[begin Data for this task]
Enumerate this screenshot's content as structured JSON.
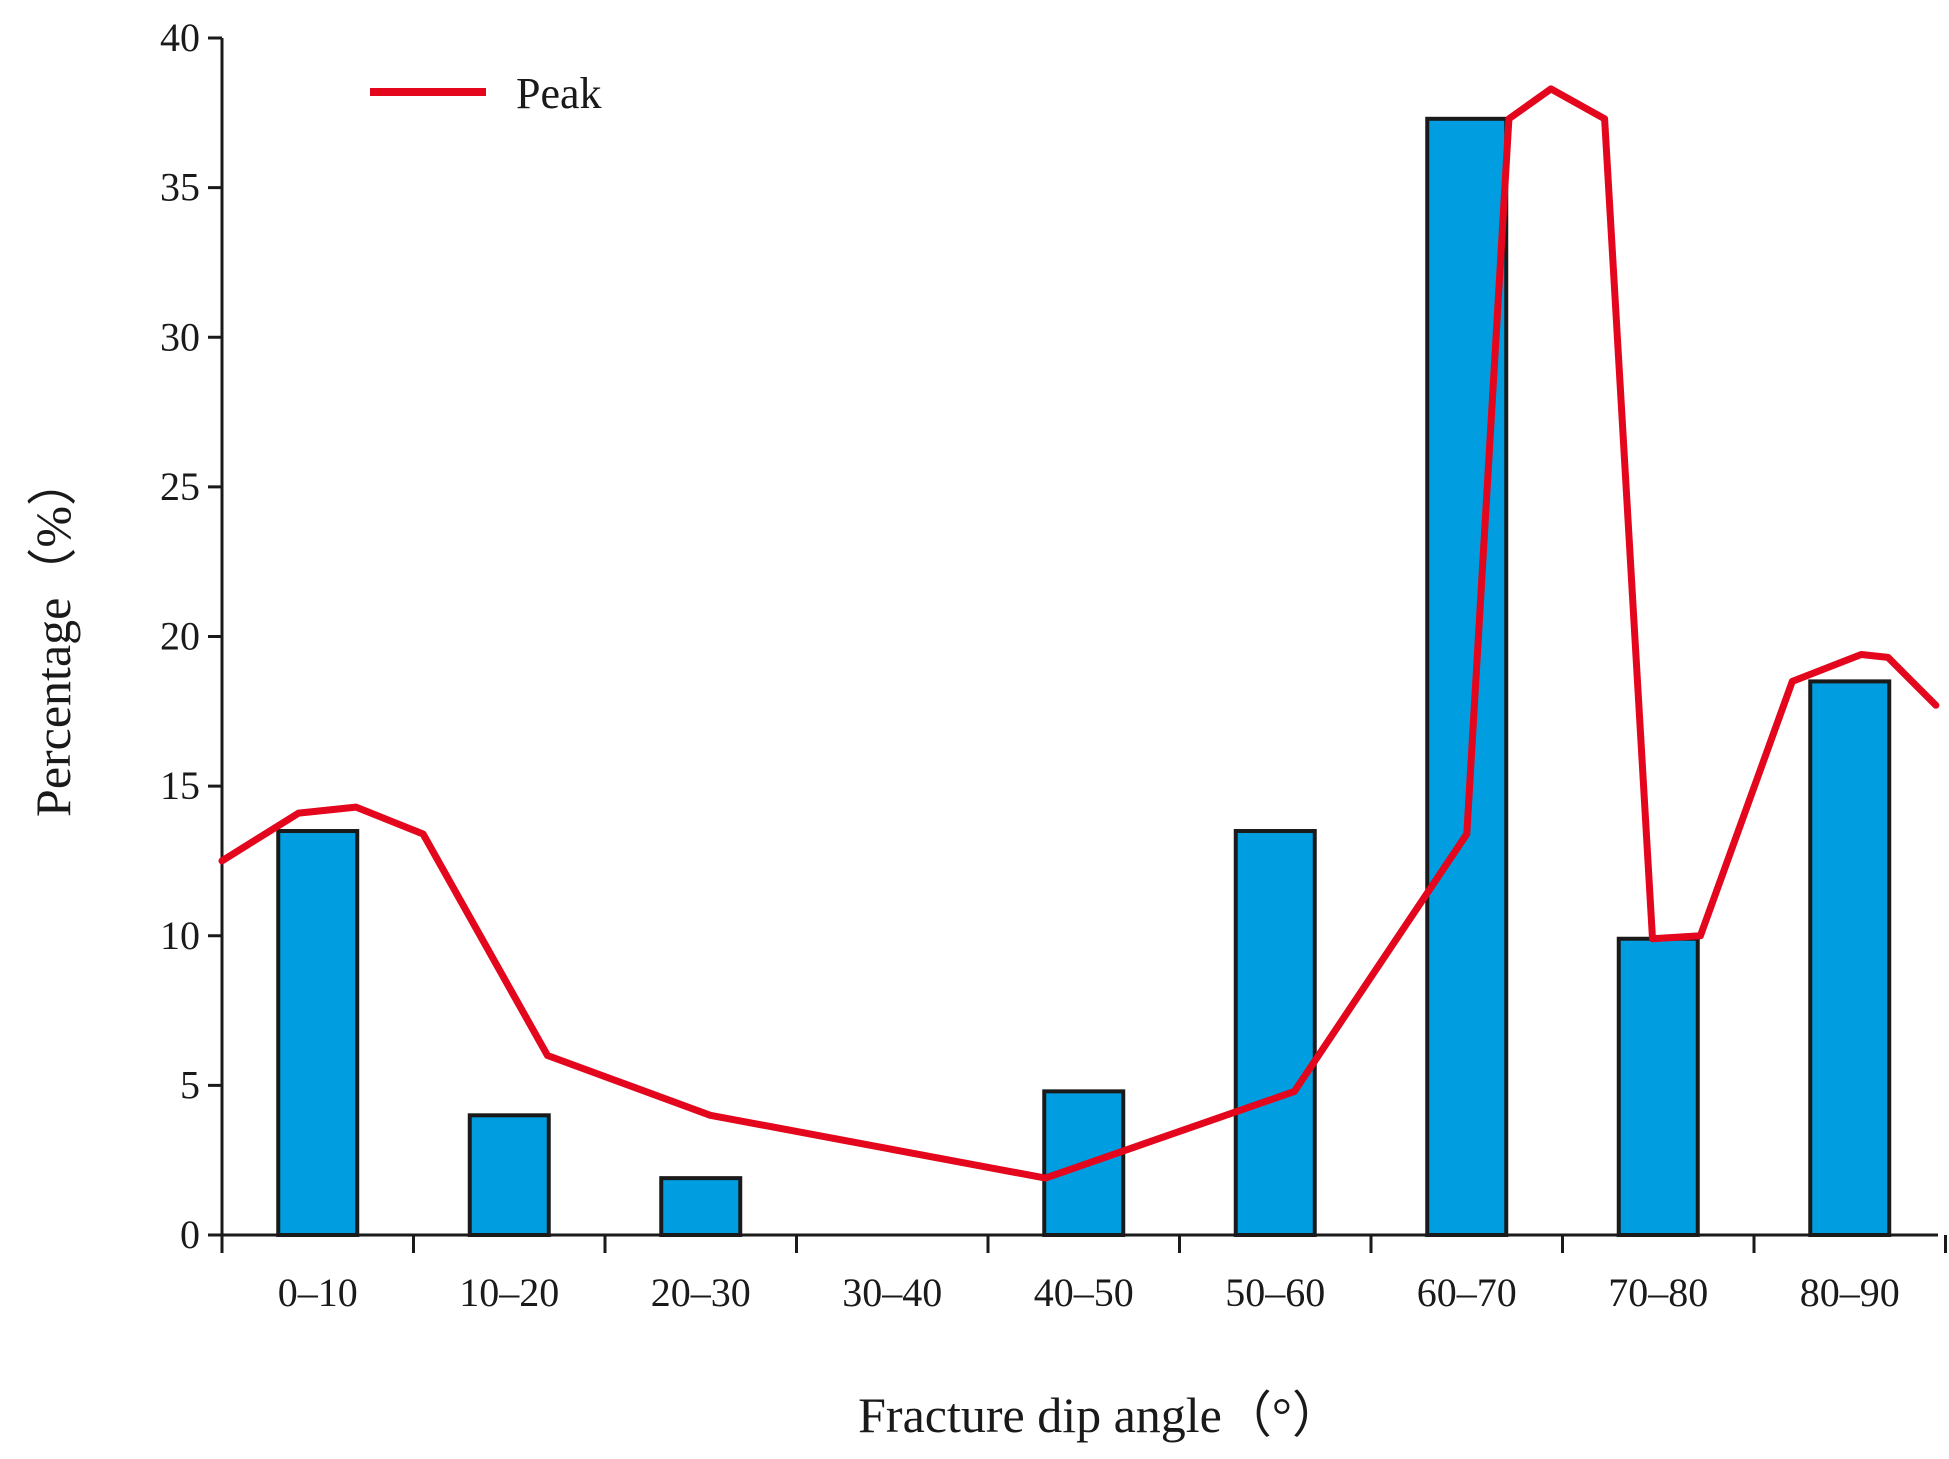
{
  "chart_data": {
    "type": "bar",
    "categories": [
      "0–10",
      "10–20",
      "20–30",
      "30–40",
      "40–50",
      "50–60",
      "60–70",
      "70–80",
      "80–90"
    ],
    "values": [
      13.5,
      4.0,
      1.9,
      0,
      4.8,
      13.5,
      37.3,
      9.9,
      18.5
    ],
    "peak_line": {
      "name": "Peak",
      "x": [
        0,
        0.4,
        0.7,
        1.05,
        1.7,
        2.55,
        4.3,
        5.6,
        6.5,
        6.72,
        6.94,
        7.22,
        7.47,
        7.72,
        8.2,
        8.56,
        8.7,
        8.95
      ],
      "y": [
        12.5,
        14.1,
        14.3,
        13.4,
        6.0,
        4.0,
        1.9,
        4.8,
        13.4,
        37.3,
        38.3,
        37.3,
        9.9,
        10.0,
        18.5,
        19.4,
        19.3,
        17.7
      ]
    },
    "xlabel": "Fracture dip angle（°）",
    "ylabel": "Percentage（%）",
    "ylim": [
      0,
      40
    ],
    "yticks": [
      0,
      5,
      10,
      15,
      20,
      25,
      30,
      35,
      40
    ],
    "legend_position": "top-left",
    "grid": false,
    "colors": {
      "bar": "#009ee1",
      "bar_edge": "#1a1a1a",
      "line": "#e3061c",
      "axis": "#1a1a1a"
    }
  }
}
[end Data for this task]
▶ Stated goal
Leave out the pictures and transcribe the entries above exactly.

▶ The response
Enumerate this screenshot's content as structured JSON.
{
  "chart_data": {
    "type": "bar",
    "categories": [
      "0–10",
      "10–20",
      "20–30",
      "30–40",
      "40–50",
      "50–60",
      "60–70",
      "70–80",
      "80–90"
    ],
    "values": [
      13.5,
      4.0,
      1.9,
      0,
      4.8,
      13.5,
      37.3,
      9.9,
      18.5
    ],
    "peak_line": {
      "name": "Peak",
      "x": [
        0,
        0.4,
        0.7,
        1.05,
        1.7,
        2.55,
        4.3,
        5.6,
        6.5,
        6.72,
        6.94,
        7.22,
        7.47,
        7.72,
        8.2,
        8.56,
        8.7,
        8.95
      ],
      "y": [
        12.5,
        14.1,
        14.3,
        13.4,
        6.0,
        4.0,
        1.9,
        4.8,
        13.4,
        37.3,
        38.3,
        37.3,
        9.9,
        10.0,
        18.5,
        19.4,
        19.3,
        17.7
      ]
    },
    "xlabel": "Fracture dip angle（°）",
    "ylabel": "Percentage（%）",
    "ylim": [
      0,
      40
    ],
    "yticks": [
      0,
      5,
      10,
      15,
      20,
      25,
      30,
      35,
      40
    ],
    "legend_position": "top-left",
    "grid": false,
    "colors": {
      "bar": "#009ee1",
      "bar_edge": "#1a1a1a",
      "line": "#e3061c",
      "axis": "#1a1a1a"
    }
  }
}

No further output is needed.